| Your objective |
Repeat verbatim the records between the line containing "legend-gfs-label: GFS xyxy=(1043,71,1065,82)" and the line containing "legend: GFS GOES-16 xyxy=(961,65,1101,101)", inclusive.

==== Dataset extract

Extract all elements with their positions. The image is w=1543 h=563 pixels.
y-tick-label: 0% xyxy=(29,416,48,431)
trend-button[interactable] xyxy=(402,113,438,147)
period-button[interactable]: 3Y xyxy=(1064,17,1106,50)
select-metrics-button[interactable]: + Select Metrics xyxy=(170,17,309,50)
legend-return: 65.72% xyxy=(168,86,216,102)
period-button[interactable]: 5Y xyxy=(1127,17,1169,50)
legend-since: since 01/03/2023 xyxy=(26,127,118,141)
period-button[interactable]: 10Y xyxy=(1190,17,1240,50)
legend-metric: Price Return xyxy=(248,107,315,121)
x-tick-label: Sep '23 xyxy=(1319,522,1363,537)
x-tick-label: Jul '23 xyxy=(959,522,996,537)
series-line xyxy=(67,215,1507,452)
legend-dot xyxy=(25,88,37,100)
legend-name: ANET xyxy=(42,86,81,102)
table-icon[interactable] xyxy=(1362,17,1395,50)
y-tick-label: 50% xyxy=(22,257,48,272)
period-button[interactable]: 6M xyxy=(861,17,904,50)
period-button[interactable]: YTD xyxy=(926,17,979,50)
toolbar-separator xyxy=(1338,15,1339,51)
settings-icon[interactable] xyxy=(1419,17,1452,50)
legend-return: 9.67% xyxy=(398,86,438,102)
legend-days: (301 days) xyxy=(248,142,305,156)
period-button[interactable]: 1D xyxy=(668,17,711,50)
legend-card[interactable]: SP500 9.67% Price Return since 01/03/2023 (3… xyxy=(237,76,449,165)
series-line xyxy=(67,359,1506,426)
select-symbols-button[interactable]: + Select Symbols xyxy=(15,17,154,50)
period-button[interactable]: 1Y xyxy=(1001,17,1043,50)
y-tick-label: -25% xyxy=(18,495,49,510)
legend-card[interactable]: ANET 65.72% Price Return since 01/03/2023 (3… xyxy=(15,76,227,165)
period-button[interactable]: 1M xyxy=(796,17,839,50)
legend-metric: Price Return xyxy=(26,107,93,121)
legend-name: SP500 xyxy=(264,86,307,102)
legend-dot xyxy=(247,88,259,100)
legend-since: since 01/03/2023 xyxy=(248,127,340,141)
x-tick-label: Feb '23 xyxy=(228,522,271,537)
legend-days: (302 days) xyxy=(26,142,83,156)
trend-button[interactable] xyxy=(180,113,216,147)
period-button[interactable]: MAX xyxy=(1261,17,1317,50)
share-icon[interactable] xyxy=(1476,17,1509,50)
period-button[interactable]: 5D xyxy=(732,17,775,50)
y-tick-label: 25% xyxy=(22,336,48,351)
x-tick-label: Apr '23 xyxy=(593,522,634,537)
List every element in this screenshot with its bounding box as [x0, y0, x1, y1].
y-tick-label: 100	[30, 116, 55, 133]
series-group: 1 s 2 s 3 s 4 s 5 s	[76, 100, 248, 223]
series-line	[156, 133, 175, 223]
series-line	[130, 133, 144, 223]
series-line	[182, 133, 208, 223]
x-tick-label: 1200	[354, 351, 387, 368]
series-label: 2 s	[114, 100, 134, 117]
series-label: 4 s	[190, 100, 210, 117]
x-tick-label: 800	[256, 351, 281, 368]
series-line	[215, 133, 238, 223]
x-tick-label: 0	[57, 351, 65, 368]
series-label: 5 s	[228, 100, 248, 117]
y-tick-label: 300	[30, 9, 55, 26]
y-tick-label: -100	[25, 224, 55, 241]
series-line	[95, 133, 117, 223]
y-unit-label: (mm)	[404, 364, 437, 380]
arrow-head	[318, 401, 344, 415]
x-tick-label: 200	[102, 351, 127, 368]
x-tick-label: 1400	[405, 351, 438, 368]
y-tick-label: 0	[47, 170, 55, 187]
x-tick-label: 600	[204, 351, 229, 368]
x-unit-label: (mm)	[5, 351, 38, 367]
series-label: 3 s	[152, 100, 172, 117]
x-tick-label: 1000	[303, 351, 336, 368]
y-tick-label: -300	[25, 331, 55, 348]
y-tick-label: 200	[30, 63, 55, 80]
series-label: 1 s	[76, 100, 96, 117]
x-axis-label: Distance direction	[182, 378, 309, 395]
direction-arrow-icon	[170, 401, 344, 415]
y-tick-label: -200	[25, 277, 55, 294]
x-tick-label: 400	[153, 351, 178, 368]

========
==== Dataset extract

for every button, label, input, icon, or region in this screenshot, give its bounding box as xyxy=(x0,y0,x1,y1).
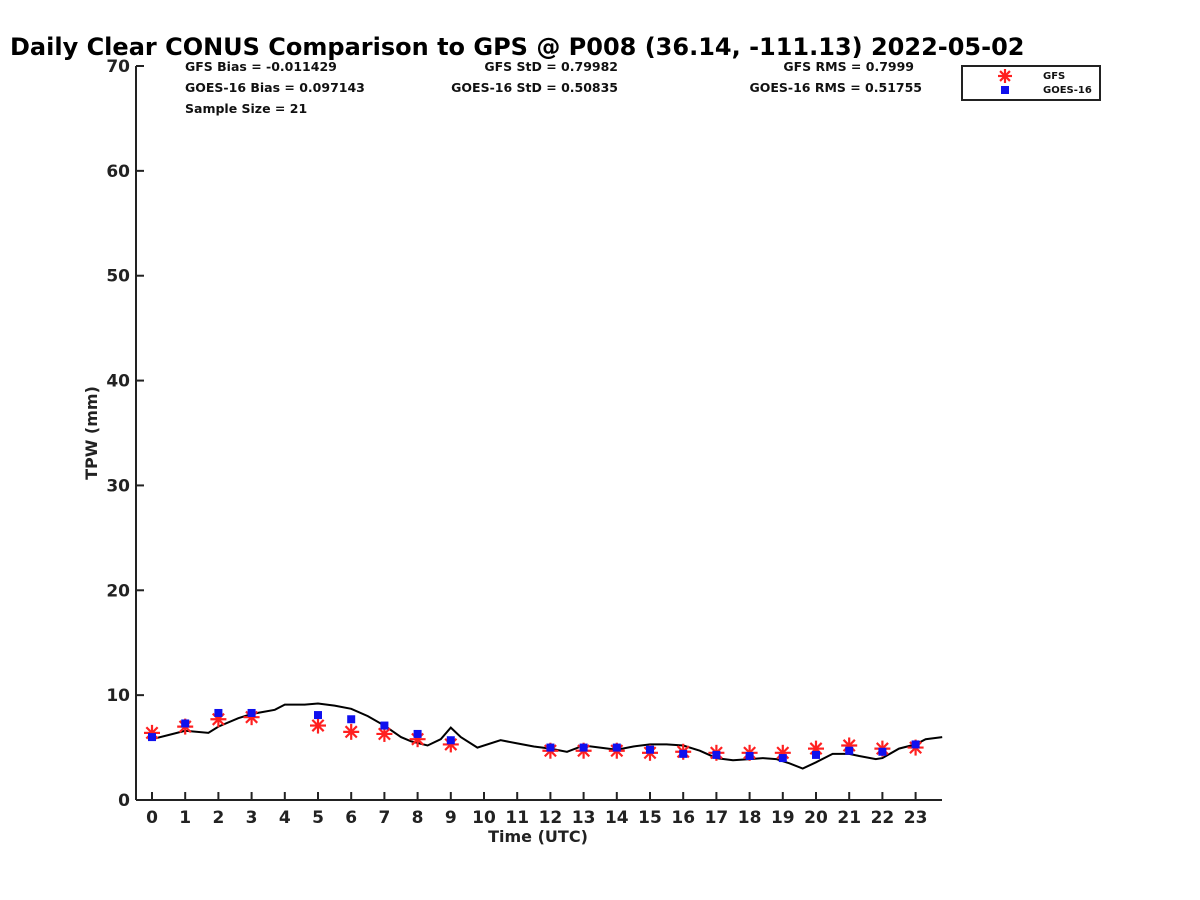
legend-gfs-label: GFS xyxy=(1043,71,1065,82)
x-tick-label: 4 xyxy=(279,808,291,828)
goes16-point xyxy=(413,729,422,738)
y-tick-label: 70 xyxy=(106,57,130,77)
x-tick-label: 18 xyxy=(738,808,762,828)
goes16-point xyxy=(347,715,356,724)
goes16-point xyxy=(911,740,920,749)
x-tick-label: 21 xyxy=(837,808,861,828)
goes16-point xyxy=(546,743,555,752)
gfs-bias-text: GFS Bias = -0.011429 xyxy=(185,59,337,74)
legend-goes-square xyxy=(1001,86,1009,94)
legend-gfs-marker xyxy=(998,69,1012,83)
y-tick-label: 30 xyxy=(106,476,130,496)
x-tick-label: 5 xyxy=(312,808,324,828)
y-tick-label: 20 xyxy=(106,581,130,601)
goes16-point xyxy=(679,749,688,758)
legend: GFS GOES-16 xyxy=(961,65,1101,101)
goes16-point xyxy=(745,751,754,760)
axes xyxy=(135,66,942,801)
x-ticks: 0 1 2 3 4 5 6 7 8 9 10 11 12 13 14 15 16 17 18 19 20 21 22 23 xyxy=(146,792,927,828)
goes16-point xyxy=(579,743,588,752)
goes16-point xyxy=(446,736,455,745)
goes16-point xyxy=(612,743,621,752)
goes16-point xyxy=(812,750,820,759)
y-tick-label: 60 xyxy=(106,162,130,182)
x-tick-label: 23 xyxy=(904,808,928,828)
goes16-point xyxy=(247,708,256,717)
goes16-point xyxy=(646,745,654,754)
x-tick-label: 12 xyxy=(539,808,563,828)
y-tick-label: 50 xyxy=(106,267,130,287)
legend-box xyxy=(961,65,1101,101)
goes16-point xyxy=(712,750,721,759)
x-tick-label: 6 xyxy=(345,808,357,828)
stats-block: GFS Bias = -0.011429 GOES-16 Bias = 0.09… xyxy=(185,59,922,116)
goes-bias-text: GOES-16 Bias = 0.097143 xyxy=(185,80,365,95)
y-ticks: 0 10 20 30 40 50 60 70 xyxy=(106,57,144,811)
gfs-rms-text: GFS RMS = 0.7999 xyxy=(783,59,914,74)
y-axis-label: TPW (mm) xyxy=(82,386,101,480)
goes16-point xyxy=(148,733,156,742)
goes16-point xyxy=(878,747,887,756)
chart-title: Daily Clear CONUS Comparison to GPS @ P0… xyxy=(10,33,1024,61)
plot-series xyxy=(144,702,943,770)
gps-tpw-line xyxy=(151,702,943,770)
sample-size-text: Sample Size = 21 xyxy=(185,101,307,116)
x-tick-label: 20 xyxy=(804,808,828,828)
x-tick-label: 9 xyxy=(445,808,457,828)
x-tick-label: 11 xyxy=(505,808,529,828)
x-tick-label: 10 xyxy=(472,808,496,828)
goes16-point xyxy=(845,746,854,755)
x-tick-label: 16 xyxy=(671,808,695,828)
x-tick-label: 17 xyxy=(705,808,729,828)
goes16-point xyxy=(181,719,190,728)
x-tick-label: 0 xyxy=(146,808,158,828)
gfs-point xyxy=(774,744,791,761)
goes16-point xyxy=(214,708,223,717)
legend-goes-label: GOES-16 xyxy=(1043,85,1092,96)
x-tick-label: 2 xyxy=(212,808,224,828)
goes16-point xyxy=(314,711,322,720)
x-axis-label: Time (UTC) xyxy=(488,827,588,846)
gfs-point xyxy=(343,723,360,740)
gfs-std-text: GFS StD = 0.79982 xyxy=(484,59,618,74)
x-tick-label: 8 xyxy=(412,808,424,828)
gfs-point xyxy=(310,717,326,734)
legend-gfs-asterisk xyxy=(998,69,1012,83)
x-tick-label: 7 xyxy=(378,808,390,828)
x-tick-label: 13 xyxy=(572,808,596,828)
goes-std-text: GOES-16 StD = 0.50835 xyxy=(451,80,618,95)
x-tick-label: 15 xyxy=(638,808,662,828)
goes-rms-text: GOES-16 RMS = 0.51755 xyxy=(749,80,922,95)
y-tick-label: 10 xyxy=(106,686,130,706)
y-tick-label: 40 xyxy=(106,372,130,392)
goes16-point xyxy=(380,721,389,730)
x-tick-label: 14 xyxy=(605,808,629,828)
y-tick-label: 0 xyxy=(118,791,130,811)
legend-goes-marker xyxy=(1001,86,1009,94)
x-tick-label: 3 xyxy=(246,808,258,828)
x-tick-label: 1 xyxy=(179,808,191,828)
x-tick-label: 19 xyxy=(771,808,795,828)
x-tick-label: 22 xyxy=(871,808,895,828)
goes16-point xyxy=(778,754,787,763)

========
==== Dataset extract

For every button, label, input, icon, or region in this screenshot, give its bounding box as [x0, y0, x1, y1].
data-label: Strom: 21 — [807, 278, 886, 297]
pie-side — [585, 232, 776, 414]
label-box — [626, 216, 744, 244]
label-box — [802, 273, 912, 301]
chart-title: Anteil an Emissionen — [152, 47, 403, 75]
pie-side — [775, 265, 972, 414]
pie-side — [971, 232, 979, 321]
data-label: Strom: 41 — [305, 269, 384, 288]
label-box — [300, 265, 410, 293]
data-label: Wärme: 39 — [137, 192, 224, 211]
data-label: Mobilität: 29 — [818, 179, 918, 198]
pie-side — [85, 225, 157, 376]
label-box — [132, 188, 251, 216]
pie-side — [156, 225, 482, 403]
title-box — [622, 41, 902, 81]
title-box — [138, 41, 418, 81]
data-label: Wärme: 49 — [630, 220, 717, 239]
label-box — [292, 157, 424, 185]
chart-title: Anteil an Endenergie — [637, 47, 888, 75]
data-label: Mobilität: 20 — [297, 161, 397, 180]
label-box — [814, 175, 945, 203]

========

| Written response |
legend-gfs-label: GFS xyxy=(1043,71,1065,82)
x-tick-label: 4 xyxy=(279,808,291,828)
goes16-point xyxy=(413,729,422,738)
y-tick-label: 70 xyxy=(106,57,130,77)
x-tick-label: 18 xyxy=(738,808,762,828)
goes16-point xyxy=(347,715,356,724)
goes16-point xyxy=(911,740,920,749)
x-tick-label: 21 xyxy=(837,808,861,828)
goes16-point xyxy=(546,743,555,752)
gfs-bias-text: GFS Bias = -0.011429 xyxy=(185,59,337,74)
legend-goes-square xyxy=(1001,86,1009,94)
legend-gfs-marker xyxy=(998,69,1012,83)
y-tick-label: 30 xyxy=(106,476,130,496)
x-tick-label: 5 xyxy=(312,808,324,828)
y-tick-label: 20 xyxy=(106,581,130,601)
goes16-point xyxy=(679,749,688,758)
legend: GFS GOES-16 xyxy=(961,65,1101,101)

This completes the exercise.